-- START Entries supplied --

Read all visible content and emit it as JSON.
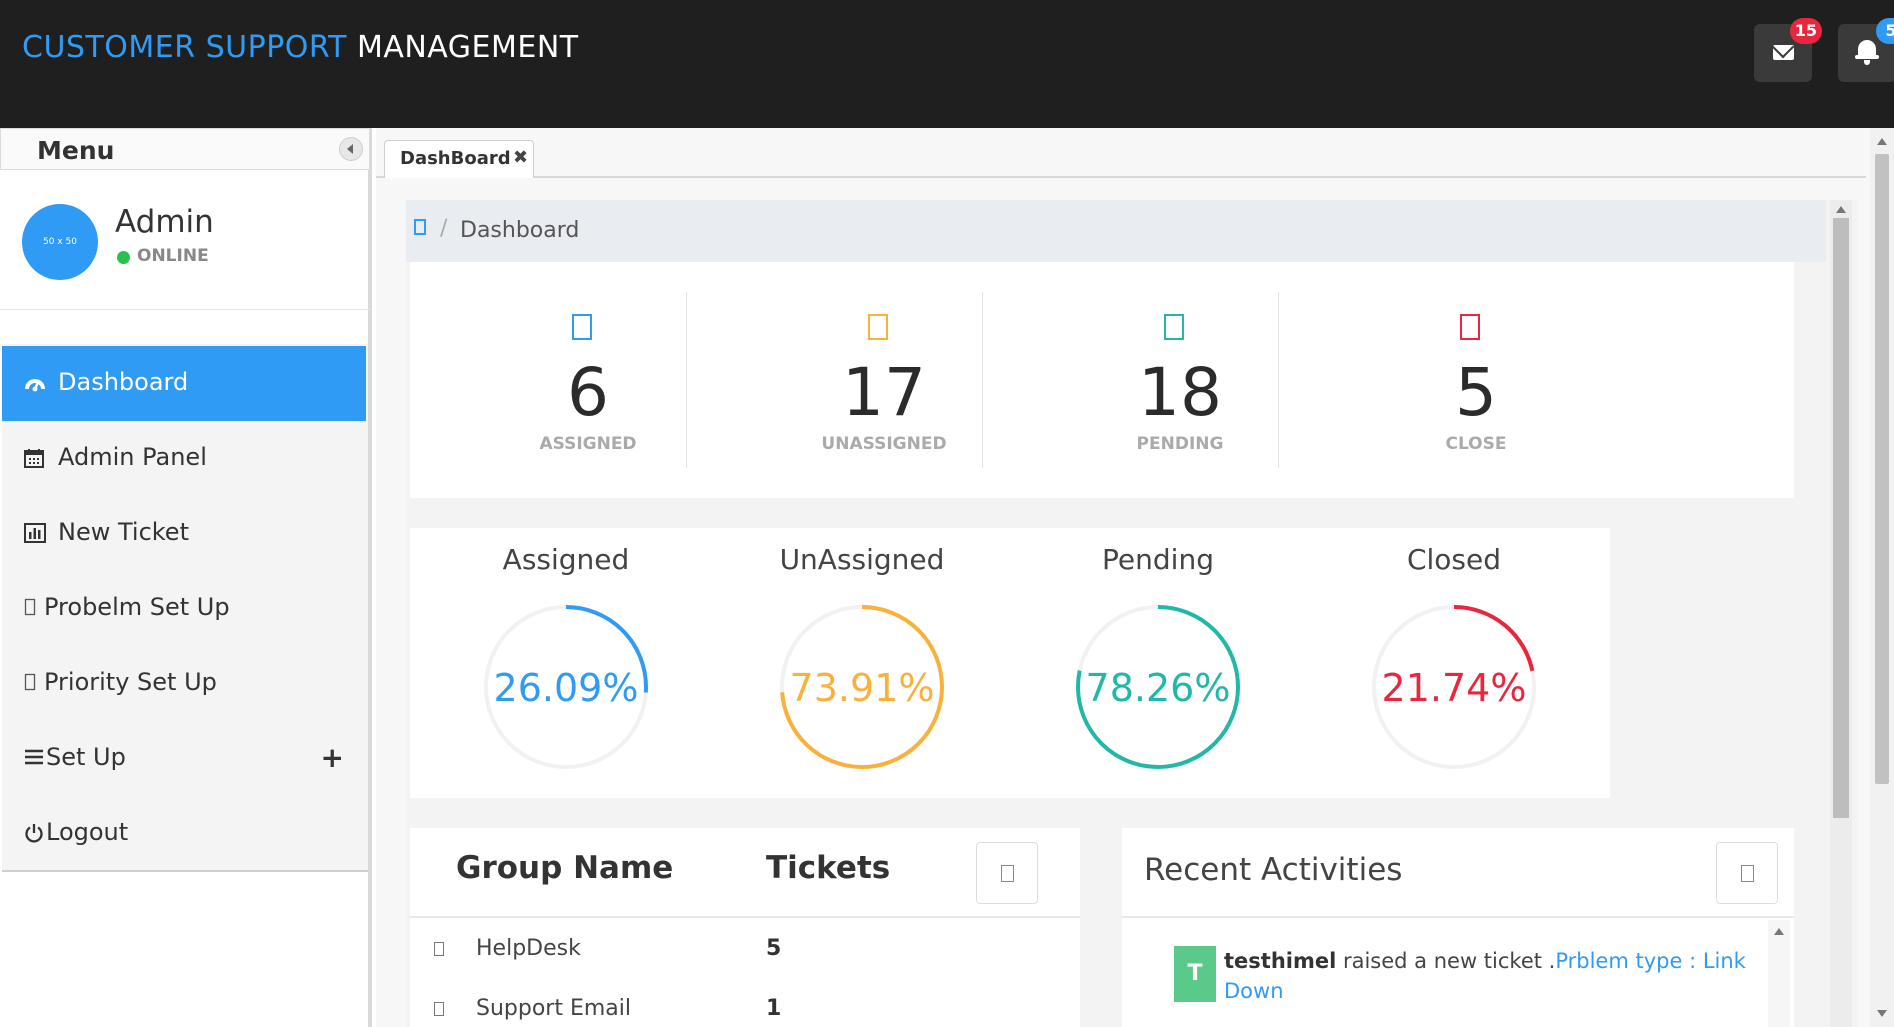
{
  "header": {
    "brand_part1": "CUSTOMER SUPPORT",
    "brand_part2": "MANAGEMENT",
    "mail_badge": "15",
    "bell_badge": "5",
    "mail_icon": "envelope-icon",
    "bell_icon": "bell-icon"
  },
  "sidebar": {
    "menu_title": "Menu",
    "profile": {
      "avatar_placeholder": "50 x 50",
      "name": "Admin",
      "status": "ONLINE"
    },
    "items": [
      {
        "label": "Dashboard",
        "icon": "dashboard-icon",
        "active": true
      },
      {
        "label": "Admin Panel",
        "icon": "calendar-icon"
      },
      {
        "label": "New Ticket",
        "icon": "bar-chart-icon"
      },
      {
        "label": "Probelm Set Up",
        "icon": "missing-glyph-icon"
      },
      {
        "label": "Priority Set Up",
        "icon": "missing-glyph-icon"
      },
      {
        "label": "Set Up",
        "icon": "list-icon",
        "expand_icon": "plus-icon"
      },
      {
        "label": "Logout",
        "icon": "power-icon"
      }
    ]
  },
  "tabs": [
    {
      "label": "DashBoard",
      "close": "✖"
    }
  ],
  "breadcrumb": {
    "home_icon": "home-icon",
    "separator": "/",
    "current": "Dashboard"
  },
  "stats": [
    {
      "value": "6",
      "label": "ASSIGNED",
      "color": "#2f9bf4"
    },
    {
      "value": "17",
      "label": "UNASSIGNED",
      "color": "#f8b13c"
    },
    {
      "value": "18",
      "label": "PENDING",
      "color": "#22b8a8"
    },
    {
      "value": "5",
      "label": "CLOSE",
      "color": "#e8263d"
    }
  ],
  "gauges": [
    {
      "title": "Assigned",
      "value_text": "26.09%",
      "percent": 26.09,
      "color": "#2f9bf4"
    },
    {
      "title": "UnAssigned",
      "value_text": "73.91%",
      "percent": 73.91,
      "color": "#f8b13c"
    },
    {
      "title": "Pending",
      "value_text": "78.26%",
      "percent": 78.26,
      "color": "#22b8a8"
    },
    {
      "title": "Closed",
      "value_text": "21.74%",
      "percent": 21.74,
      "color": "#e8263d"
    }
  ],
  "groups": {
    "header_name": "Group Name",
    "header_tickets": "Tickets",
    "rows": [
      {
        "name": "HelpDesk",
        "tickets": "5"
      },
      {
        "name": "Support Email",
        "tickets": "1"
      }
    ]
  },
  "activities": {
    "title": "Recent Activities",
    "items": [
      {
        "avatar": "T",
        "user": "testhimel",
        "text": " raised a new ticket .",
        "link": "Prblem type : Link Down"
      }
    ]
  }
}
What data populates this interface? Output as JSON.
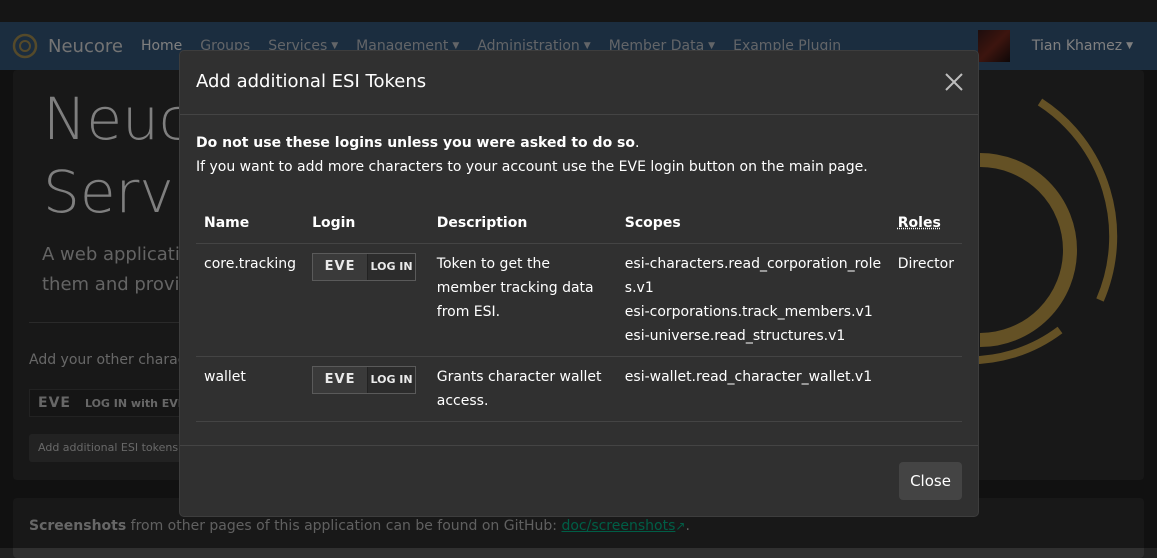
{
  "app": {
    "brand": "Neucore"
  },
  "nav": {
    "items": [
      {
        "label": "Home",
        "muted": false,
        "dropdown": false
      },
      {
        "label": "Groups",
        "muted": true,
        "dropdown": false
      },
      {
        "label": "Services",
        "muted": true,
        "dropdown": true
      },
      {
        "label": "Management",
        "muted": true,
        "dropdown": true
      },
      {
        "label": "Administration",
        "muted": true,
        "dropdown": true
      },
      {
        "label": "Member Data",
        "muted": true,
        "dropdown": true
      },
      {
        "label": "Example Plugin",
        "muted": true,
        "dropdown": false
      }
    ],
    "user": "Tian Khamez"
  },
  "page": {
    "title_line1": "Neucore",
    "title_line2": "Services",
    "lead_line1": "A web application to",
    "lead_line2": "them and provide a",
    "add_chars": "Add your other characters",
    "eve_main_btn": "LOG IN with EVE",
    "add_tokens_btn": "Add additional ESI tokens"
  },
  "footer": {
    "bold": "Screenshots",
    "text": " from other pages of this application can be found on GitHub: ",
    "link": "doc/screenshots",
    "end": "."
  },
  "modal": {
    "title": "Add additional ESI Tokens",
    "warning_bold": "Do not use these logins unless you were asked to do so",
    "warning_end": ".",
    "info": "If you want to add more characters to your account use the EVE login button on the main page.",
    "columns": [
      "Name",
      "Login",
      "Description",
      "Scopes",
      "Roles"
    ],
    "eve_logo": "EVE",
    "login_text": "LOG IN",
    "rows": [
      {
        "name": "core.tracking",
        "description": "Token to get the member tracking data from ESI.",
        "scopes": [
          "esi-characters.read_corporation_roles.v1",
          "esi-corporations.track_members.v1",
          "esi-universe.read_structures.v1"
        ],
        "roles": "Director"
      },
      {
        "name": "wallet",
        "description": "Grants character wallet access.",
        "scopes": [
          "esi-wallet.read_character_wallet.v1"
        ],
        "roles": ""
      }
    ],
    "close_btn": "Close"
  },
  "colors": {
    "navbar": "#375a7f",
    "accent_gold": "#c8a24a",
    "link": "#00bc8c"
  }
}
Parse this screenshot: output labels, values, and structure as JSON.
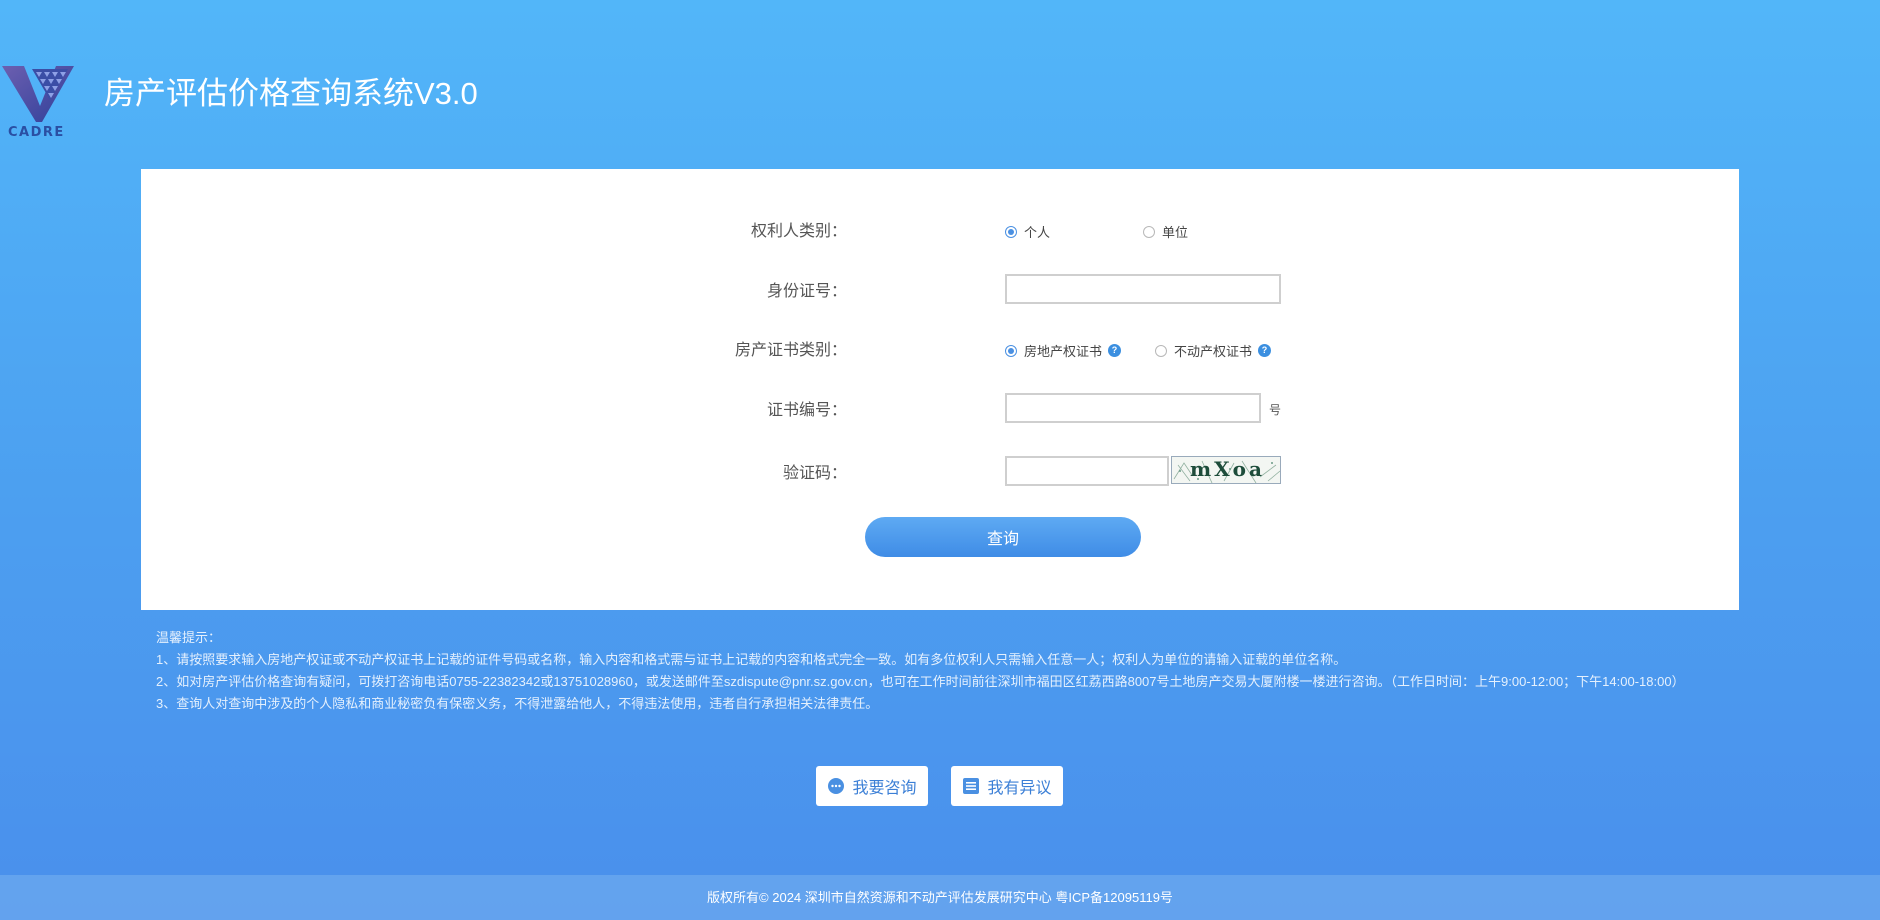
{
  "header": {
    "logo_text": "CADRE",
    "title": "房产评估价格查询系统V3.0"
  },
  "form": {
    "holder_type": {
      "label": "权利人类别：",
      "options": [
        "个人",
        "单位"
      ],
      "selected": "个人"
    },
    "id_number": {
      "label": "身份证号：",
      "value": "",
      "placeholder": ""
    },
    "cert_type": {
      "label": "房产证书类别：",
      "options": [
        "房地产权证书",
        "不动产权证书"
      ],
      "selected": "房地产权证书"
    },
    "cert_number": {
      "label": "证书编号：",
      "value": "",
      "placeholder": "",
      "suffix": "号"
    },
    "captcha": {
      "label": "验证码：",
      "value": "",
      "placeholder": "",
      "image_text": "mXoa"
    },
    "submit_label": "查询"
  },
  "tips": {
    "title": "温馨提示：",
    "items": [
      "1、请按照要求输入房地产权证或不动产权证书上记载的证件号码或名称，输入内容和格式需与证书上记载的内容和格式完全一致。如有多位权利人只需输入任意一人；权利人为单位的请输入证载的单位名称。",
      "2、如对房产评估价格查询有疑问，可拨打咨询电话0755-22382342或13751028960，或发送邮件至szdispute@pnr.sz.gov.cn，也可在工作时间前往深圳市福田区红荔西路8007号土地房产交易大厦附楼一楼进行咨询。（工作日时间：上午9:00-12:00；下午14:00-18:00）",
      "3、查询人对查询中涉及的个人隐私和商业秘密负有保密义务，不得泄露给他人，不得违法使用，违者自行承担相关法律责任。"
    ]
  },
  "actions": {
    "consult_label": "我要咨询",
    "objection_label": "我有异议"
  },
  "footer": {
    "text": "版权所有© 2024 深圳市自然资源和不动产评估发展研究中心 粤ICP备12095119号"
  },
  "colors": {
    "primary": "#4a90e2",
    "background": "#4c9ff0",
    "logo": "#2a4fa3"
  },
  "icons": {
    "consult": "chat-bubble-icon",
    "objection": "document-list-icon",
    "help": "question-circle-icon"
  }
}
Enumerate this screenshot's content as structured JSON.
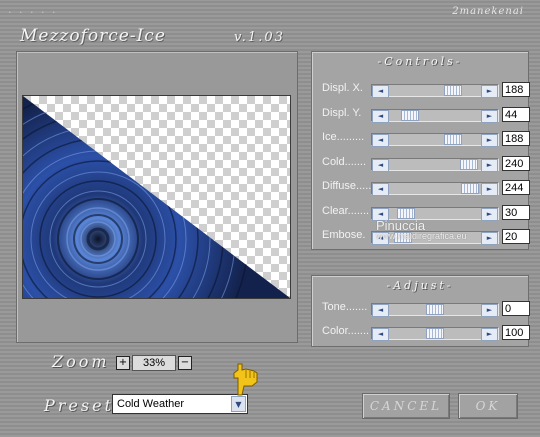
{
  "window": {
    "dots": "· · · · ·",
    "brand": "2manekenai",
    "title": "Mezzoforce-Ice",
    "version": "v.1.03"
  },
  "controls": {
    "title": "-Controls-",
    "sliders": [
      {
        "label": "Displ. X.",
        "value": "188",
        "level": 0.737
      },
      {
        "label": "Displ. Y.",
        "value": "44",
        "level": 0.173
      },
      {
        "label": "Ice.........",
        "value": "188",
        "level": 0.737
      },
      {
        "label": "Cold.......",
        "value": "240",
        "level": 0.941
      },
      {
        "label": "Diffuse.....",
        "value": "244",
        "level": 0.957
      },
      {
        "label": "Clear.......",
        "value": "30",
        "level": 0.118
      },
      {
        "label": "Embose.",
        "value": "20",
        "level": 0.078
      }
    ]
  },
  "adjust": {
    "title": "-Adjust-",
    "sliders": [
      {
        "label": "Tone.......",
        "value": "0",
        "level": 0.5
      },
      {
        "label": "Color.......",
        "value": "100",
        "level": 0.5
      }
    ]
  },
  "zoom": {
    "label": "Zoom",
    "plus": "+",
    "value": "33%",
    "minus": "−"
  },
  "preset": {
    "label": "Preset",
    "selected": "Cold Weather"
  },
  "buttons": {
    "cancel": "CANCEL",
    "ok": "OK"
  },
  "watermark": {
    "line1": "Pinuccia",
    "line2": "www.maidiregrafica.eu"
  },
  "colors": {
    "accent": "#2e4a80",
    "preview_blue": "#2a4da0",
    "cursor": "#f2c318"
  },
  "icons": {
    "left_arrow": "◄",
    "right_arrow": "►",
    "dropdown": "▼"
  }
}
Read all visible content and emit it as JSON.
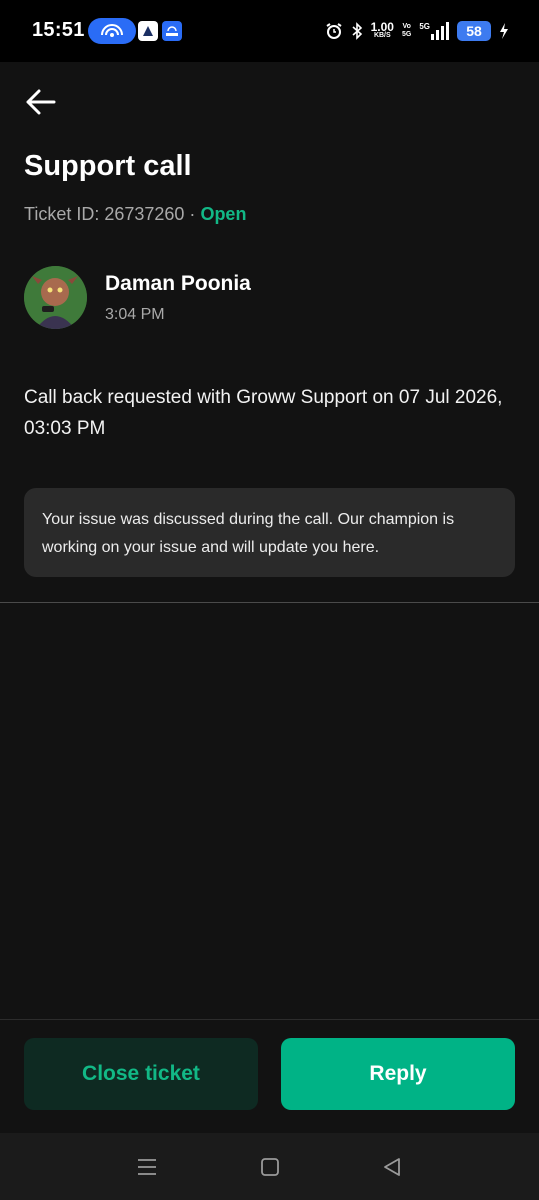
{
  "status_bar": {
    "time": "15:51",
    "net_speed_value": "1.00",
    "net_speed_unit": "KB/S",
    "volte_top": "Vo",
    "volte_bottom": "5G",
    "network_type": "5G",
    "battery": "58"
  },
  "header": {
    "title": "Support call",
    "ticket_label": "Ticket ID: 26737260 · ",
    "ticket_status": "Open"
  },
  "message": {
    "author": "Daman Poonia",
    "time": "3:04 PM",
    "text": "Call back requested with Groww Support on 07 Jul 2026, 03:03 PM",
    "info_card": "Your issue was discussed during the call. Our champion is working on your issue and will update you here."
  },
  "footer": {
    "close_label": "Close ticket",
    "reply_label": "Reply"
  },
  "icons": {
    "back": "back-arrow-icon",
    "nav_menu": "menu-icon",
    "nav_home": "home-icon",
    "nav_back": "nav-back-icon"
  },
  "colors": {
    "background": "#121212",
    "accent": "#00b386",
    "status_open": "#12b886",
    "close_button_bg": "#0e2a22",
    "card_bg": "#2a2a2a"
  }
}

-- END Entries supplied --

Aim of the task
Each line with the string "wallet" in it needs to be found and copied.

Answer to the task
        "name": "wallet",
        "description": "Grants character wallet access.",
          "esi-wallet.read_character_wallet.v1"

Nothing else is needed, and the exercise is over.